▶ Brief: Exactly repeat the full listing that follows.

▶ Data shown:

# # #

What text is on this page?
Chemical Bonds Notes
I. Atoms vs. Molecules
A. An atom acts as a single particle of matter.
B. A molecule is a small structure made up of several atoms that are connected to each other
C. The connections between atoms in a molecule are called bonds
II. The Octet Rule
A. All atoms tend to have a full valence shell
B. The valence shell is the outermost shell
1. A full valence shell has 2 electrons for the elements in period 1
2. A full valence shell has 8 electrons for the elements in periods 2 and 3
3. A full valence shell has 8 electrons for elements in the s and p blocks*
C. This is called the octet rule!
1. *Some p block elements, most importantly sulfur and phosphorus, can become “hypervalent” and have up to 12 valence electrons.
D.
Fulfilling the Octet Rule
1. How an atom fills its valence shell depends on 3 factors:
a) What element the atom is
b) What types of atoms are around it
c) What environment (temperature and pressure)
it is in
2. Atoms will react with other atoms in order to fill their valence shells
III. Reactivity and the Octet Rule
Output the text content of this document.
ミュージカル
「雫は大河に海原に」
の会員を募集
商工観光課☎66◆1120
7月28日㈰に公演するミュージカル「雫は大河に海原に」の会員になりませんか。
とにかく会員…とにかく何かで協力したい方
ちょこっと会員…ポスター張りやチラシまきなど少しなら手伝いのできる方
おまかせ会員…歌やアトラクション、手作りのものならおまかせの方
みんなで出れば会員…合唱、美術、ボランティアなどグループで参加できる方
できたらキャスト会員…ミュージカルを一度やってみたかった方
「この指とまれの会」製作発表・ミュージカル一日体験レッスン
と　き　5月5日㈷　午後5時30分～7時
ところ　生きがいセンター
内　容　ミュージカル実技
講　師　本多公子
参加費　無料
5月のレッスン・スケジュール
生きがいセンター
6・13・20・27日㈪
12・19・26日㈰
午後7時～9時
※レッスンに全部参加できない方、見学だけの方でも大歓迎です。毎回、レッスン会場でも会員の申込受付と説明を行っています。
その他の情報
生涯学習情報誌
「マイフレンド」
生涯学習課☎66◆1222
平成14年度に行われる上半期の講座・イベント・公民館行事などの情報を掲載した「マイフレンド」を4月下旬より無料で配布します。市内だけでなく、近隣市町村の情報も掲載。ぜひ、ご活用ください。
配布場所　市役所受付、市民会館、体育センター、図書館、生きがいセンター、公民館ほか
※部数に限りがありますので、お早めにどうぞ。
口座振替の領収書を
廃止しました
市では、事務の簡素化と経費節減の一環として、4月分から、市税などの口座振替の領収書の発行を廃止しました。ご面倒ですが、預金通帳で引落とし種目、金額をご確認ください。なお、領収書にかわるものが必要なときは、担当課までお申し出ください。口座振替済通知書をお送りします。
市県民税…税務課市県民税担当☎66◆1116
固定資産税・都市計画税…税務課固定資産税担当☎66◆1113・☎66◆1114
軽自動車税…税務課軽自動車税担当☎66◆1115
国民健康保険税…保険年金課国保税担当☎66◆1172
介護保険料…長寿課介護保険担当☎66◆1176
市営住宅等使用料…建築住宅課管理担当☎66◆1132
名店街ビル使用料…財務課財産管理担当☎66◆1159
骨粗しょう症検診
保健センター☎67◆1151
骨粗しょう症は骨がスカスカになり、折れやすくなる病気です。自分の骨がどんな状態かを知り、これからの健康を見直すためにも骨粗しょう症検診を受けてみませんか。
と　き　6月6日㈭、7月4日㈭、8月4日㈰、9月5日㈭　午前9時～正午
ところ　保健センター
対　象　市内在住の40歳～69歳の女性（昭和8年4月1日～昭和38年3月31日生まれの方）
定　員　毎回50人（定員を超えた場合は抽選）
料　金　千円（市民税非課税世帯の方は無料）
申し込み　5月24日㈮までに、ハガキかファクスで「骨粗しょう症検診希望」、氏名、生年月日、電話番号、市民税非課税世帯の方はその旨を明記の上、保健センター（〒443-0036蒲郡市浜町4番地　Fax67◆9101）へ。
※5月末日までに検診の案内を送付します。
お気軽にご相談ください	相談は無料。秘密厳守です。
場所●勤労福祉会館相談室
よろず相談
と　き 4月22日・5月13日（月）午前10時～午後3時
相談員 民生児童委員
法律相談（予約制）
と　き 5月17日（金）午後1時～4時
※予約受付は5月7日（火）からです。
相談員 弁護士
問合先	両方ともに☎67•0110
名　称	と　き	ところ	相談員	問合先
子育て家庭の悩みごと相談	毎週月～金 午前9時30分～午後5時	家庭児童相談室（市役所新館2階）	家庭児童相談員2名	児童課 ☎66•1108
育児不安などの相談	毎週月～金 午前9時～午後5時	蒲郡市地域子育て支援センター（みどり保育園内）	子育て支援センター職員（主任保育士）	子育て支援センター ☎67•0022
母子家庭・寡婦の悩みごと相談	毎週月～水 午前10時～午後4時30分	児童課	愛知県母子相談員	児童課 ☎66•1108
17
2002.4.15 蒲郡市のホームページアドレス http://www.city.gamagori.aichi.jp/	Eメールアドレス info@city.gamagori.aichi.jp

# # #

▶ Task response:
What text is on this page?
Chemical Bonds Notes
I. Atoms vs. Molecules
A. An atom acts as a single particle of matter.
B. A molecule is a small structure made up of several atoms that are connected to each other
C. The connections between atoms in a molecule are called bonds
II. The Octet Rule
A. All atoms tend to have a full valence shell
B. The valence shell is the outermost shell
1. A full valence shell has 2 electrons for the elements in period 1
2. A full valence shell has 8 electrons for the elements in periods 2 and 3
3. A full valence shell has 8 electrons for elements in the s and p blocks*
C. This is called the octet rule!
1. *Some p block elements, most importantly sulfur and phosphorus, can become “hypervalent” and have up to 12 valence electrons.
D.
Fulfilling the Octet Rule
1. How an atom fills its valence shell depends on 3 factors:
a) What element the atom is
b) What types of atoms are around it
c) What environment (temperature and pressure)
it is in
2. Atoms will react with other atoms in order to fill their valence shells
III. Reactivity and the Octet Rule
Output the text content of this document.
ミュージカル
「雫は大河に海原に」
の会員を募集
商工観光課☎66◆1120
7月28日㈰に公演するミュージカル「雫は大河に海原に」の会員になりませんか。
とにかく会員…とにかく何かで協力したい方
ちょこっと会員…ポスター張りやチラシまきなど少しなら手伝いのできる方
おまかせ会員…歌やアトラクション、手作りのものならおまかせの方
みんなで出れば会員…合唱、美術、ボランティアなどグループで参加できる方
できたらキャスト会員…ミュージカルを一度やってみたかった方
「この指とまれの会」製作発表・ミュージカル一日体験レッスン
と　き　5月5日㈷　午後5時30分～7時
ところ　生きがいセンター
内　容　ミュージカル実技
講　師　本多公子
参加費　無料
5月のレッスン・スケジュール
生きがいセンター
6・13・20・27日㈪
12・19・26日㈰
午後7時～9時
※レッスンに全部参加できない方、見学だけの方でも大歓迎です。毎回、レッスン会場でも会員の申込受付と説明を行っています。
その他の情報
生涯学習情報誌
「マイフレンド」
生涯学習課☎66◆1222
平成14年度に行われる上半期の講座・イベント・公民館行事などの情報を掲載した「マイフレンド」を4月下旬より無料で配布します。市内だけでなく、近隣市町村の情報も掲載。ぜひ、ご活用ください。
配布場所　市役所受付、市民会館、体育センター、図書館、生きがいセンター、公民館ほか
※部数に限りがありますので、お早めにどうぞ。
口座振替の領収書を
廃止しました
市では、事務の簡素化と経費節減の一環として、4月分から、市税などの口座振替の領収書の発行を廃止しました。ご面倒ですが、預金通帳で引落とし種目、金額をご確認ください。なお、領収書にかわるものが必要なときは、担当課までお申し出ください。口座振替済通知書をお送りします。
市県民税…税務課市県民税担当☎66◆1116
固定資産税・都市計画税…税務課固定資産税担当☎66◆1113・☎66◆1114
軽自動車税…税務課軽自動車税担当☎66◆1115
国民健康保険税…保険年金課国保税担当☎66◆1172
介護保険料…長寿課介護保険担当☎66◆1176
市営住宅等使用料…建築住宅課管理担当☎66◆1132
名店街ビル使用料…財務課財産管理担当☎66◆1159
骨粗しょう症検診
保健センター☎67◆1151
骨粗しょう症は骨がスカスカになり、折れやすくなる病気です。自分の骨がどんな状態かを知り、これからの健康を見直すためにも骨粗しょう症検診を受けてみませんか。
と　き　6月6日㈭、7月4日㈭、8月4日㈰、9月5日㈭　午前9時～正午
ところ　保健センター
対　象　市内在住の40歳～69歳の女性（昭和8年4月1日～昭和38年3月31日生まれの方）
定　員　毎回50人（定員を超えた場合は抽選）
料　金　千円（市民税非課税世帯の方は無料）
申し込み　5月24日㈮までに、ハガキかファクスで「骨粗しょう症検診希望」、氏名、生年月日、電話番号、市民税非課税世帯の方はその旨を明記の上、保健センター（〒443-0036蒲郡市浜町4番地　Fax67◆9101）へ。
※5月末日までに検診の案内を送付します。
お気軽にご相談ください	相談は無料。秘密厳守です。
場所●勤労福祉会館相談室
よろず相談
と　き 4月22日・5月13日（月）午前10時～午後3時
相談員 民生児童委員
法律相談（予約制）
と　き 5月17日（金）午後1時～4時
※予約受付は5月7日（火）からです。
相談員 弁護士
問合先	両方ともに☎67•0110
名　称	と　き	ところ	相談員	問合先
子育て家庭の悩みごと相談	毎週月～金 午前9時30分～午後5時	家庭児童相談室（市役所新館2階）	家庭児童相談員2名	児童課 ☎66•1108
育児不安などの相談	毎週月～金 午前9時～午後5時	蒲郡市地域子育て支援センター（みどり保育園内）	子育て支援センター職員（主任保育士）	子育て支援センター ☎67•0022
母子家庭・寡婦の悩みごと相談	毎週月～水 午前10時～午後4時30分	児童課	愛知県母子相談員	児童課 ☎66•1108
17
2002.4.15 蒲郡市のホームページアドレス http://www.city.gamagori.aichi.jp/	Eメールアドレス info@city.gamagori.aichi.jp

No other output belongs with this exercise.